**DESCRIPTION OF THE TASK**
Rewrite the blog text between "Monday, July 4, 2011" and "time for me.", inclusive, putting "cool spot" in place of "shady spot".

**PASSAGE SHOWN**
-------------------------

I have finally found a sort of cure for it. I have to put a line of pillow down the middle of the bed and he has to fall asleep before I do. If I fall asleep first, he moves them and the purpose of the pillows is lost because he cuddles up right next to me and OctopusBoy is back. He sleeps great and my sleep is not so great at best. If he falls asleep first he cuddles the pillows rather than me but he can still reach me over the pillows if he wants to hold my hand or something like that and as long as I don't move the pillows in my sleep which I have done at least once (I woke up less than 5 min later because HistoryBoy was suddenly THUMP against me) it works! YEAH! GO ME! Sleep! oooo! ahh! zzzzzz!

I hope you have enjoyed my little tales about trying to get some sleep while sharing a bed with HistoryBoy. Maybe you have a similiar tale with your little one! I think most parents do!

Until next time... I would love to hear from you so feel free to leave a comment or email me at teenahope@gmail.com

Thursday, July 7, 2011

Missing Me

Most days I wake up, I know that I have limitations. I know I can't leap over buildings or do anything exciting like even run around the block without injuring myself, but I used to. I used to swim regularly, ride my bike, coach soccer, teach full time, teach CCD and still have energy to play games and run around with my son. But in the last few years, I got lost somewhere, where did I go?

I have been searching for myself, trying to push myself a little bit by inches to see if I am capable of more. What I find is that some day pushing myself is ok a little is ok, there is minimal payback, which means I have a little extra aches but I can deal yet others days payback is a real b*tch. I push only the same amount as I did any other day and I am so worn out I can't function.
I do not know how to explain it. I can't explain it. My body has no "just a little more" button. Enough is enough. That is it. If I overdo it now, I have to live with the consequences, whether it is an hour of feeling poorly or several days.

I want the energy to go out and do the things I used to do. I want to be able to hug my son regular without worrying about him being careful not to hurt me. I want to be able to enjoy life with my husband. I want to go out to see friends I haven't seen in months or years, even though they "understand", because I am too sick or tired to go out.

I apologize if this blog is a little too "poor me," but every one in a while I think I am entitled. Everyone is entitled to one of those every once in a while. I am just tired of feeling tired. That's all. I want my son not to feel disappointed again that his mom isn't like other moms. I hate that look in his eyes. It is there more and more often and I know I will keep seeing it in the next few years. He is so good about it most of the time, but every once in a while, "Mom, don't you want to..." And I am just too tired or sore or both to do what he would like me to, and I feel horrible for it because I know that really all he wants is my attention and time and my body won't even allow me to give him that. Don't worry I'll be ok tomorrow.

Feel free to leave a comment or email me at teenahope@gmail.com


Monday, July 4, 2011

I apologize for delays between postings

I had it all planned out. I was going to have a bunch of extra blogs all written and ready to go and then type up a blog each morning and publish it. If i wasn't feeling up to it, I would use one of my "extras" as filler. As the say, the best laid plans...

I had plenty of ideas. Still do, but they haven't been written down and I haven't really been on my computer long enough to do much writing. When I wake up, breakfast, then pool or beach with HistoryBoy finding a nice shady spot so I don't melt or break out in a beautiful lupus rash in the heat. Then it is lunch time, then nap time for me.

I have tried to use a little of that time to use the computer but most days I am so tired, I start my blog but wipe out and when I awake I forget to finish my thought. I think there are about 6 unfinished blogs saved for a rainy day, I just have to pick up the unfinished thoughts where they left off, which isn't always as easy as it should be.

Once our "get me healthy" trip is over, posting will begin to be regular again. I hope my readers, but especially my loyal followers can understand.

-------------------------

**SOURCE MATERIAL**
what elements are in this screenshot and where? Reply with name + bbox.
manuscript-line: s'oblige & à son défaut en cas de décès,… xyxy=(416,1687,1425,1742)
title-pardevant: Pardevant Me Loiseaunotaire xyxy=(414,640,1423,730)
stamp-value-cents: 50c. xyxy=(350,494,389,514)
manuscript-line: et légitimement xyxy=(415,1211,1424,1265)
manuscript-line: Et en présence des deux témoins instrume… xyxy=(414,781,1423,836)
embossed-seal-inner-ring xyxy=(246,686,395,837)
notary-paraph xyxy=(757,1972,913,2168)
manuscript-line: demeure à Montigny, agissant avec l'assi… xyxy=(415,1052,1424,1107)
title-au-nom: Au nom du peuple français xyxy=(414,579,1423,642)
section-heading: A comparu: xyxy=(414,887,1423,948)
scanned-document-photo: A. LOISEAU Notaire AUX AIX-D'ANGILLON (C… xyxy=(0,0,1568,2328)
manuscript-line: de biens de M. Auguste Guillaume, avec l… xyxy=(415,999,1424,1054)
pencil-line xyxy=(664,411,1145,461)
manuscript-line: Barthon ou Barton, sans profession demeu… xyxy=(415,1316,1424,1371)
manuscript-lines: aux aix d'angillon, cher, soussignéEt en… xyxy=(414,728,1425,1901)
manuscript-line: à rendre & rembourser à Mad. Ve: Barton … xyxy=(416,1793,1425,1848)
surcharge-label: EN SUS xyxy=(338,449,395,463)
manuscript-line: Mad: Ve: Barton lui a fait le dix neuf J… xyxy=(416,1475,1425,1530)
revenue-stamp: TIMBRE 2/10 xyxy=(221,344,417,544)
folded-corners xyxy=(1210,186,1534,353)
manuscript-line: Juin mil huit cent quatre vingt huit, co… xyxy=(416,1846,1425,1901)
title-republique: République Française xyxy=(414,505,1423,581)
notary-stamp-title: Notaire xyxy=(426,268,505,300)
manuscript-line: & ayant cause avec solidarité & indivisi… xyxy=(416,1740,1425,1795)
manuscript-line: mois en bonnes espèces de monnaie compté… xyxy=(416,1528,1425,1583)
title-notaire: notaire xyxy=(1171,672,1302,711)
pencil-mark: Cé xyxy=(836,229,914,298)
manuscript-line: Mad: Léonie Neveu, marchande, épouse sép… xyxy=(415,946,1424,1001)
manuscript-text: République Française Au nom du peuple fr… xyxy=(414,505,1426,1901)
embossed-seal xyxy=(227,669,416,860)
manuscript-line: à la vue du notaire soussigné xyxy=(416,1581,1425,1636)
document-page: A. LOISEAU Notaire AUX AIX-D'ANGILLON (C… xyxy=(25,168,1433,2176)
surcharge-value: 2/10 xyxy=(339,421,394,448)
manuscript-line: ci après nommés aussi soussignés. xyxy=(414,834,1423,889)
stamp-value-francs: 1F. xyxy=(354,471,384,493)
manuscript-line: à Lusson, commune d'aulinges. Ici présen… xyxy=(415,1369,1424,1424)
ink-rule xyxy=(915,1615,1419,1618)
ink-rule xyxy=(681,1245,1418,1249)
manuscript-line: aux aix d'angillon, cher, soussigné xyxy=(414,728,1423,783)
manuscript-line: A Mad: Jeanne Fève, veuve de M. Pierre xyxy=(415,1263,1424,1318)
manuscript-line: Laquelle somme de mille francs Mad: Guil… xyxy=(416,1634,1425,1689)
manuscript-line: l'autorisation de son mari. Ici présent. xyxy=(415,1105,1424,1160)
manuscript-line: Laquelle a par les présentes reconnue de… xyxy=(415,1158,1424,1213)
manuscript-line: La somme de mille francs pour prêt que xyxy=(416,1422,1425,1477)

-------------------------

**ANSWER TO THIS TASK**
Monday, July 4, 2011

I apologize for delays between postings

I had it all planned out. I was going to have a bunch of extra blogs all written and ready to go and then type up a blog each morning and publish it. If i wasn't feeling up to it, I would use one of my "extras" as filler. As the say, the best laid plans...

I had plenty of ideas. Still do, but they haven't been written down and I haven't really been on my computer long enough to do much writing. When I wake up, breakfast, then pool or beach with HistoryBoy finding a nice cool spot so I don't melt or break out in a beautiful lupus rash in the heat. Then it is lunch time, then nap time for me.